START Document segment

Why did the Antarctic drilling project fail?
A few members of the team that attempted to search for life in Antarctica's Lake Ellsworth are already beginning a long, sad and disappointed journey home.
The rest will be gone, along with all the equipment, the stores and a union jack, in a few weeks' time, leaving no trace of this daring mission to reach beneath the ice.
The most exciting science often carries the greatest risk and, despite three years of planning, this is a gamble that has not paid off.
The talk from the team is brave, of course - of lessons learned, of valuable experience, of regrouping to try again.
But the voice of the chief scientist, Prof Martin Siegert, conveys the painful combination of exhaustion and failure that marks all projects that go wrong.
And it carries memories of another brave British attempt to search for life, on another planet almost 10 years ago.
The aim in Antarctica was to use a hot-water drill to reach down through the two miles of the ice sheet to open a borehole to the waters of Lake Ellsworth below.

END Document segment
START Records supplied

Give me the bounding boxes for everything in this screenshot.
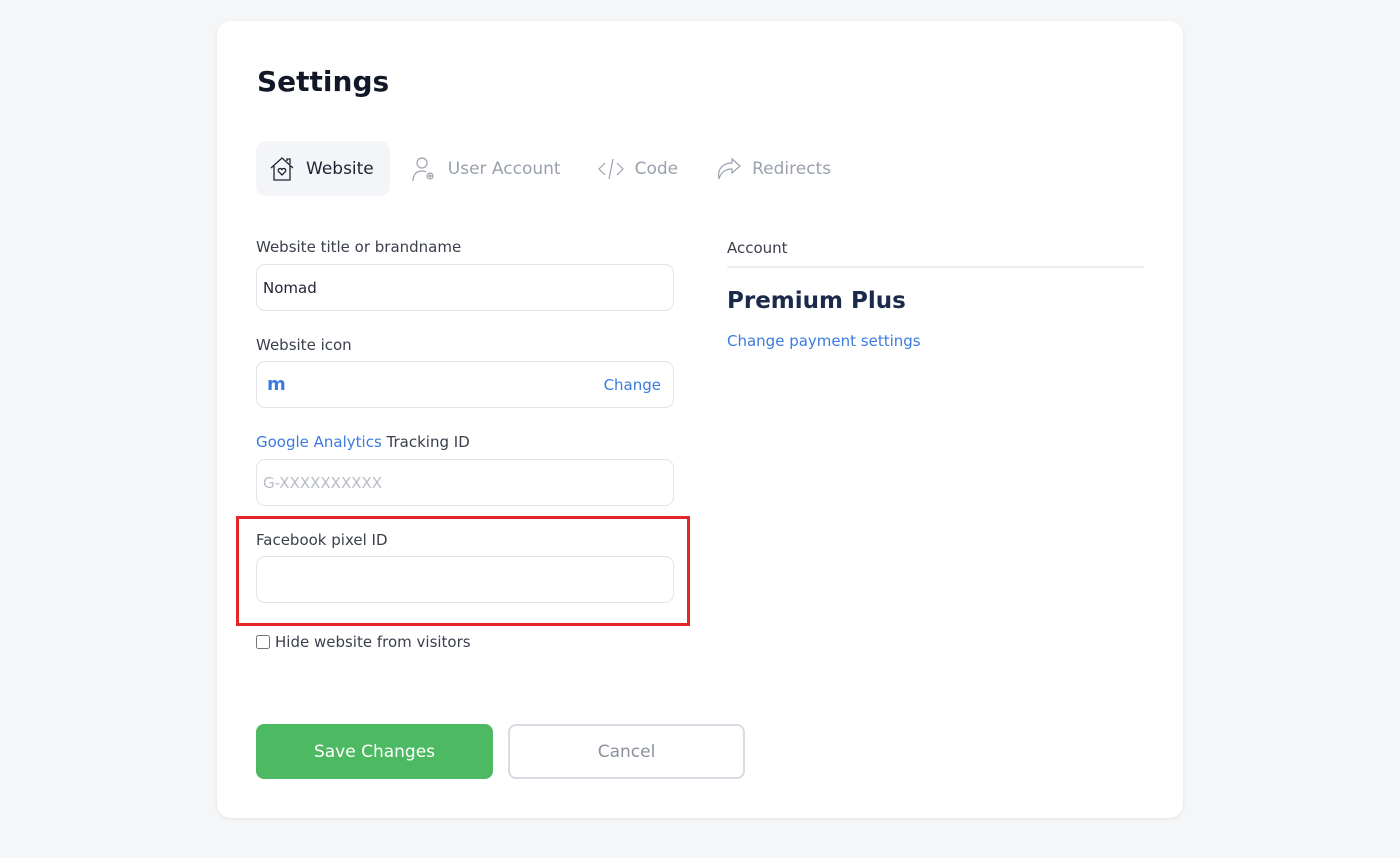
site-title-input[interactable]	[256, 264, 674, 311]
tab-label: User Account	[447, 158, 561, 179]
google-analytics-link[interactable]: Google Analytics	[256, 433, 382, 451]
tab-label: Website	[306, 158, 374, 179]
site-title-label: Website title or brandname	[256, 238, 462, 256]
fb-pixel-label: Facebook pixel ID	[256, 531, 388, 549]
code-icon	[597, 158, 624, 179]
tab-redirects[interactable]: Redirects	[702, 141, 847, 196]
ga-label: Google Analytics Tracking ID	[256, 433, 470, 451]
website-icon-label: Website icon	[256, 336, 352, 354]
account-section: Account Premium Plus Change payment sett…	[727, 239, 1144, 350]
ga-label-text: Tracking ID	[381, 433, 470, 451]
tab-label: Code	[634, 158, 679, 179]
tab-label: Redirects	[752, 158, 832, 179]
share-arrow-icon	[718, 157, 742, 179]
fb-pixel-input[interactable]	[256, 556, 674, 603]
hide-website-checkbox[interactable]	[256, 635, 270, 649]
hide-website-checkbox-row[interactable]: Hide website from visitors	[256, 633, 471, 651]
change-icon-link[interactable]: Change	[604, 376, 661, 394]
tab-website[interactable]: Website	[256, 141, 390, 196]
change-payment-link[interactable]: Change payment settings	[727, 332, 921, 350]
ga-tracking-input[interactable]	[256, 459, 674, 506]
tab-code[interactable]: Code	[585, 141, 695, 196]
website-icon-field: m Change	[256, 361, 674, 408]
save-button[interactable]: Save Changes	[256, 724, 493, 779]
cancel-button[interactable]: Cancel	[508, 724, 745, 779]
hide-website-label: Hide website from visitors	[275, 633, 471, 651]
plan-name: Premium Plus	[727, 288, 906, 314]
website-icon-preview: m	[267, 374, 286, 395]
page-title: Settings	[257, 65, 390, 98]
tab-user-account[interactable]: User Account	[398, 141, 577, 196]
settings-card: Settings Website User Account Code Redir…	[217, 21, 1183, 818]
user-gear-icon	[412, 156, 434, 181]
account-label: Account	[727, 239, 1144, 268]
settings-tabs: Website User Account Code Redirects	[256, 141, 855, 196]
house-heart-icon	[270, 156, 294, 181]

END Records supplied

Extend the article about the Antarctic drilling project at Lake Ellsworth, picking up after its final sentence. The entries have no connection to the article on the failed Antarctic drilling project.

> [Answer to the problem]:
The plan had estimated that five days of drilling would do the job and would then allow for 24 hours before the hole re-froze to lower devices into the water and sediment.
In theory, by now, the team should have been hauling to the surface precious containers holding samples from a lost and hidden world isolated for up to half a million years.
Instead the hot water drill did not manage to reach into the depths as required.
The drilling plan called for the creation of a large cavity in the ice to act as a reservoir and as a means of regulating the pressure from the lake below.
The cavity was formed - so far, so good - but when the main borehole was drilled, just 1.5m from the hole leading to the cavity, it could not make a connection down below.
The team assumed that the borehole would descend vertically but maybe it veered off slightly which meant that an accurate aim - and connection - was not possible.
And without being able to hook up the main borehole to the cavity, countless gallons of hot water were wasted in the attempt and the limited fuel stores rapidly depleted.
On Christmas Eve, a fateful decision approached. This £8m project had coped with equipment breakdowns and last-minute hurdles, ferocious weather and utter remoteness.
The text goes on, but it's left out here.